═════ DATA FOR THE TASK
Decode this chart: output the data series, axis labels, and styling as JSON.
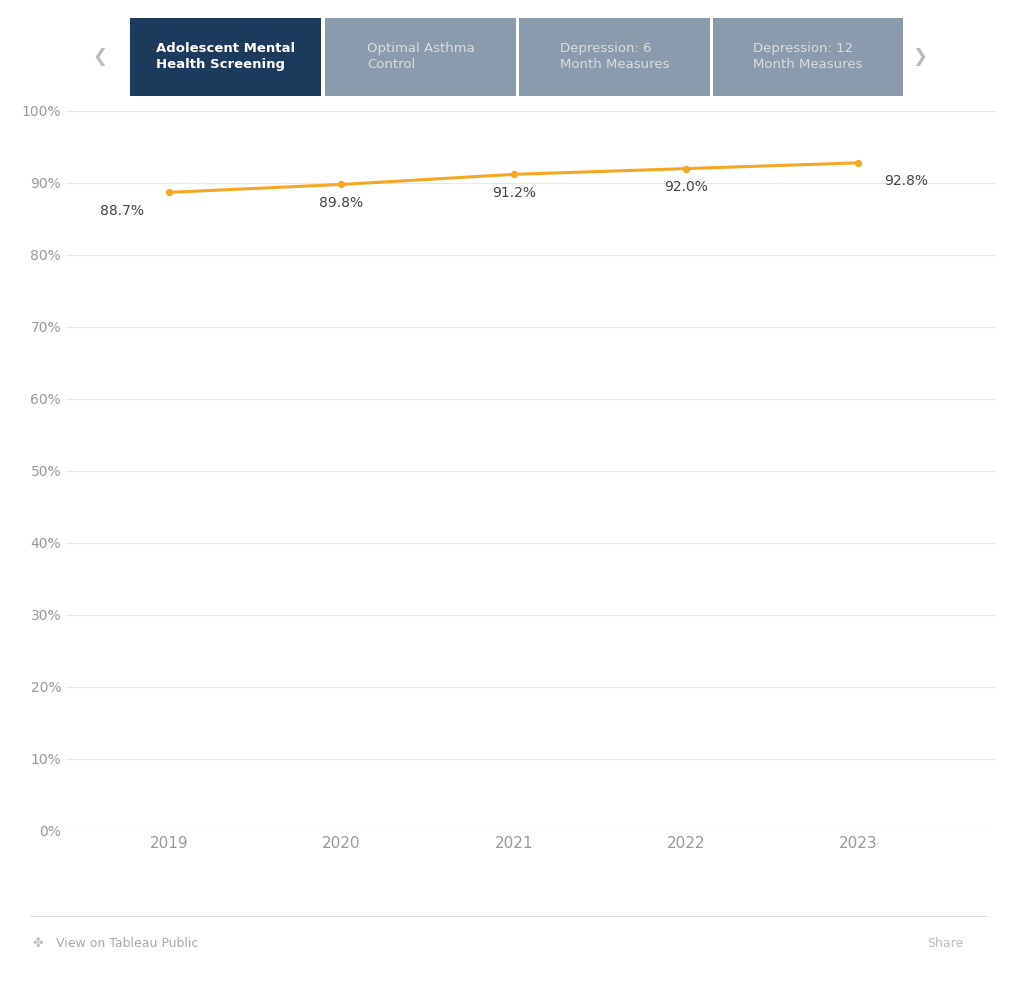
{
  "years": [
    2019,
    2020,
    2021,
    2022,
    2023
  ],
  "values": [
    88.7,
    89.8,
    91.2,
    92.0,
    92.8
  ],
  "line_color": "#F5A623",
  "marker_color": "#F5A623",
  "tab_selected_text": "Adolescent Mental\nHealth Screening",
  "tab_selected_bg": "#1B3A5C",
  "tab_selected_text_color": "#FFFFFF",
  "tabs_unselected": [
    "Optimal Asthma\nControl",
    "Depression: 6\nMonth Measures",
    "Depression: 12\nMonth Measures"
  ],
  "tab_unselected_bg": "#8A9BAE",
  "tab_unselected_text_color": "#DDDDDD",
  "background_color": "#FFFFFF",
  "grid_color": "#E8E8E8",
  "axis_label_color": "#999999",
  "data_label_color": "#444444",
  "ytick_labels": [
    "0%",
    "10%",
    "20%",
    "30%",
    "40%",
    "50%",
    "60%",
    "70%",
    "80%",
    "90%",
    "100%"
  ],
  "ytick_values": [
    0,
    10,
    20,
    30,
    40,
    50,
    60,
    70,
    80,
    90,
    100
  ],
  "ylim": [
    0,
    100
  ],
  "footer_text": "View on Tableau Public",
  "footer_text_color": "#AAAAAA",
  "nav_arrow_color": "#BBBBBB",
  "label_ha": [
    "right",
    "center",
    "center",
    "center",
    "left"
  ],
  "label_x_offset": [
    -0.15,
    0.0,
    0.0,
    0.0,
    0.15
  ],
  "label_y_offset": [
    -1.6,
    -1.6,
    -1.6,
    -1.6,
    -1.6
  ]
}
══════════
### WHAT THIS TASK INVOLVES
Reproduce the material word for word. Any pictures should be left out of the copy.

### EXPECTED OUTPUT
Decode this chart: output the data series, axis labels, and styling as JSON.
{
  "years": [
    2019,
    2020,
    2021,
    2022,
    2023
  ],
  "values": [
    88.7,
    89.8,
    91.2,
    92.0,
    92.8
  ],
  "line_color": "#F5A623",
  "marker_color": "#F5A623",
  "tab_selected_text": "Adolescent Mental\nHealth Screening",
  "tab_selected_bg": "#1B3A5C",
  "tab_selected_text_color": "#FFFFFF",
  "tabs_unselected": [
    "Optimal Asthma\nControl",
    "Depression: 6\nMonth Measures",
    "Depression: 12\nMonth Measures"
  ],
  "tab_unselected_bg": "#8A9BAE",
  "tab_unselected_text_color": "#DDDDDD",
  "background_color": "#FFFFFF",
  "grid_color": "#E8E8E8",
  "axis_label_color": "#999999",
  "data_label_color": "#444444",
  "ytick_labels": [
    "0%",
    "10%",
    "20%",
    "30%",
    "40%",
    "50%",
    "60%",
    "70%",
    "80%",
    "90%",
    "100%"
  ],
  "ytick_values": [
    0,
    10,
    20,
    30,
    40,
    50,
    60,
    70,
    80,
    90,
    100
  ],
  "ylim": [
    0,
    100
  ],
  "footer_text": "View on Tableau Public",
  "footer_text_color": "#AAAAAA",
  "nav_arrow_color": "#BBBBBB",
  "label_ha": [
    "right",
    "center",
    "center",
    "center",
    "left"
  ],
  "label_x_offset": [
    -0.15,
    0.0,
    0.0,
    0.0,
    0.15
  ],
  "label_y_offset": [
    -1.6,
    -1.6,
    -1.6,
    -1.6,
    -1.6
  ]
}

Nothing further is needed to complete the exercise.